▸ **Work required**: Without the pictures, output the records below word for word.
--- Data in this exercise ---
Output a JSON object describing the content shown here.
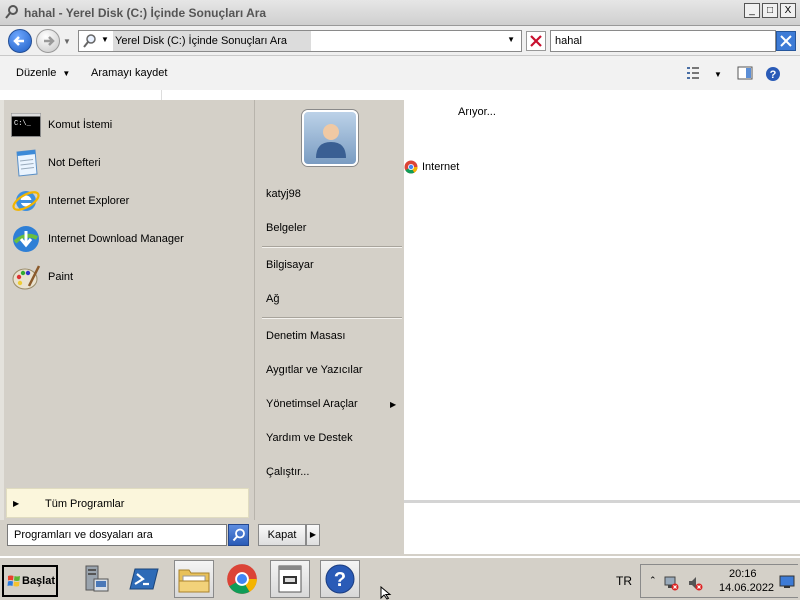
{
  "window": {
    "title": "hahal - Yerel Disk (C:) İçinde Sonuçları Ara",
    "controls": [
      "_",
      "□",
      "X"
    ]
  },
  "address_bar": {
    "path": "Yerel Disk (C:) İçinde Sonuçları Ara",
    "search_value": "hahal"
  },
  "command_bar": {
    "organize": "Düzenle",
    "save_search": "Aramayı kaydet"
  },
  "results": {
    "status": "Arıyor...",
    "items": [
      {
        "label": "Internet",
        "icon": "chrome-icon"
      }
    ]
  },
  "start_menu": {
    "pinned": [
      {
        "label": "Komut İstemi",
        "icon": "cmd-icon"
      },
      {
        "label": "Not Defteri",
        "icon": "notepad-icon"
      },
      {
        "label": "Internet Explorer",
        "icon": "ie-icon"
      },
      {
        "label": "Internet Download Manager",
        "icon": "idm-icon"
      },
      {
        "label": "Paint",
        "icon": "paint-icon"
      }
    ],
    "all_programs": "Tüm Programlar",
    "search_placeholder": "Programları ve dosyaları ara",
    "shutdown": "Kapat",
    "right": {
      "user": "katyj98",
      "documents": "Belgeler",
      "computer": "Bilgisayar",
      "network": "Ağ",
      "control_panel": "Denetim Masası",
      "devices": "Aygıtlar ve Yazıcılar",
      "admin_tools": "Yönetimsel Araçlar",
      "help": "Yardım ve Destek",
      "run": "Çalıştır..."
    }
  },
  "taskbar": {
    "start": "Başlat",
    "apps": [
      "server-manager-icon",
      "powershell-icon",
      "explorer-icon",
      "chrome-icon",
      "notepad-icon",
      "help-icon"
    ],
    "language": "TR",
    "time": "20:16",
    "date": "14.06.2022"
  },
  "colors": {
    "accent_blue": "#2a5bb7",
    "start_bg": "#d4d0c8",
    "all_programs_bg": "#fbf6dc"
  }
}
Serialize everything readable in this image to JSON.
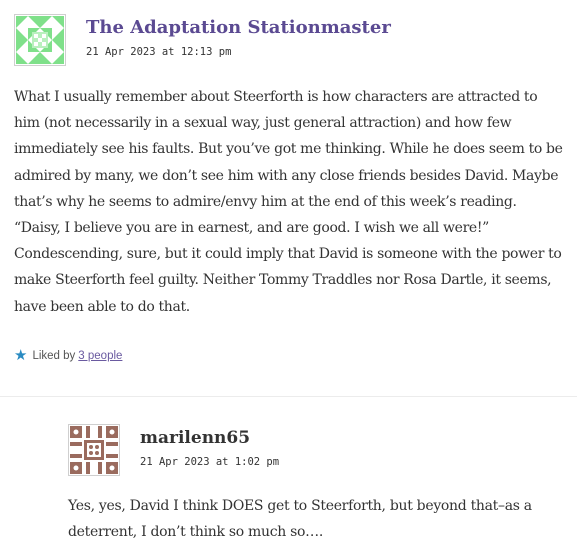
{
  "comments": [
    {
      "author": "The Adaptation Stationmaster",
      "timestamp": "21 Apr 2023 at 12:13 pm",
      "avatar_icon": "identicon-green",
      "avatar_color": "#7fe08a",
      "text": "What I usually remember about Steerforth is how characters are attracted to him (not necessarily in a sexual way, just general attraction) and how few immediately see his faults. But you’ve got me thinking. While he does seem to be admired by many, we don’t see him with any close friends besides David. Maybe that’s why he seems to admire/envy him at the end of this week’s reading. “Daisy, I believe you are in earnest, and are good. I wish we all were!” Condescending, sure, but it could imply that David is someone with the power to make Steerforth feel guilty. Neither Tommy Traddles nor Rosa Dartle, it seems, have been able to do that.",
      "likes": {
        "icon": "star-icon",
        "label": "Liked by",
        "link_text": "3 people"
      }
    },
    {
      "author": "marilenn65",
      "timestamp": "21 Apr 2023 at 1:02 pm",
      "avatar_icon": "identicon-brown",
      "avatar_color": "#9a6b5e",
      "text": "Yes, yes, David I think DOES get to Steerforth, but beyond that–as a deterrent, I don’t think so much so…."
    }
  ],
  "colors": {
    "author_link": "#5b4a92",
    "star": "#2a8bc2",
    "likes_link": "#6a5aa0"
  }
}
---
▸ **Exercise response**:
Output a JSON object describing the content shown here.
{
  "window": {
    "title": "hahal - Yerel Disk (C:) İçinde Sonuçları Ara",
    "controls": [
      "_",
      "□",
      "X"
    ]
  },
  "address_bar": {
    "path": "Yerel Disk (C:) İçinde Sonuçları Ara",
    "search_value": "hahal"
  },
  "command_bar": {
    "organize": "Düzenle",
    "save_search": "Aramayı kaydet"
  },
  "results": {
    "status": "Arıyor...",
    "items": [
      {
        "label": "Internet",
        "icon": "chrome-icon"
      }
    ]
  },
  "start_menu": {
    "pinned": [
      {
        "label": "Komut İstemi",
        "icon": "cmd-icon"
      },
      {
        "label": "Not Defteri",
        "icon": "notepad-icon"
      },
      {
        "label": "Internet Explorer",
        "icon": "ie-icon"
      },
      {
        "label": "Internet Download Manager",
        "icon": "idm-icon"
      },
      {
        "label": "Paint",
        "icon": "paint-icon"
      }
    ],
    "all_programs": "Tüm Programlar",
    "search_placeholder": "Programları ve dosyaları ara",
    "shutdown": "Kapat",
    "right": {
      "user": "katyj98",
      "documents": "Belgeler",
      "computer": "Bilgisayar",
      "network": "Ağ",
      "control_panel": "Denetim Masası",
      "devices": "Aygıtlar ve Yazıcılar",
      "admin_tools": "Yönetimsel Araçlar",
      "help": "Yardım ve Destek",
      "run": "Çalıştır..."
    }
  },
  "taskbar": {
    "start": "Başlat",
    "apps": [
      "server-manager-icon",
      "powershell-icon",
      "explorer-icon",
      "chrome-icon",
      "notepad-icon",
      "help-icon"
    ],
    "language": "TR",
    "time": "20:16",
    "date": "14.06.2022"
  },
  "colors": {
    "accent_blue": "#2a5bb7",
    "start_bg": "#d4d0c8",
    "all_programs_bg": "#fbf6dc"
  }
}
Serialize everything readable in this image to JSON.
{
  "comments": [
    {
      "author": "The Adaptation Stationmaster",
      "timestamp": "21 Apr 2023 at 12:13 pm",
      "avatar_icon": "identicon-green",
      "avatar_color": "#7fe08a",
      "text": "What I usually remember about Steerforth is how characters are attracted to him (not necessarily in a sexual way, just general attraction) and how few immediately see his faults. But you’ve got me thinking. While he does seem to be admired by many, we don’t see him with any close friends besides David. Maybe that’s why he seems to admire/envy him at the end of this week’s reading. “Daisy, I believe you are in earnest, and are good. I wish we all were!” Condescending, sure, but it could imply that David is someone with the power to make Steerforth feel guilty. Neither Tommy Traddles nor Rosa Dartle, it seems, have been able to do that.",
      "likes": {
        "icon": "star-icon",
        "label": "Liked by",
        "link_text": "3 people"
      }
    },
    {
      "author": "marilenn65",
      "timestamp": "21 Apr 2023 at 1:02 pm",
      "avatar_icon": "identicon-brown",
      "avatar_color": "#9a6b5e",
      "text": "Yes, yes, David I think DOES get to Steerforth, but beyond that–as a deterrent, I don’t think so much so…."
    }
  ],
  "colors": {
    "author_link": "#5b4a92",
    "star": "#2a8bc2",
    "likes_link": "#6a5aa0"
  }
}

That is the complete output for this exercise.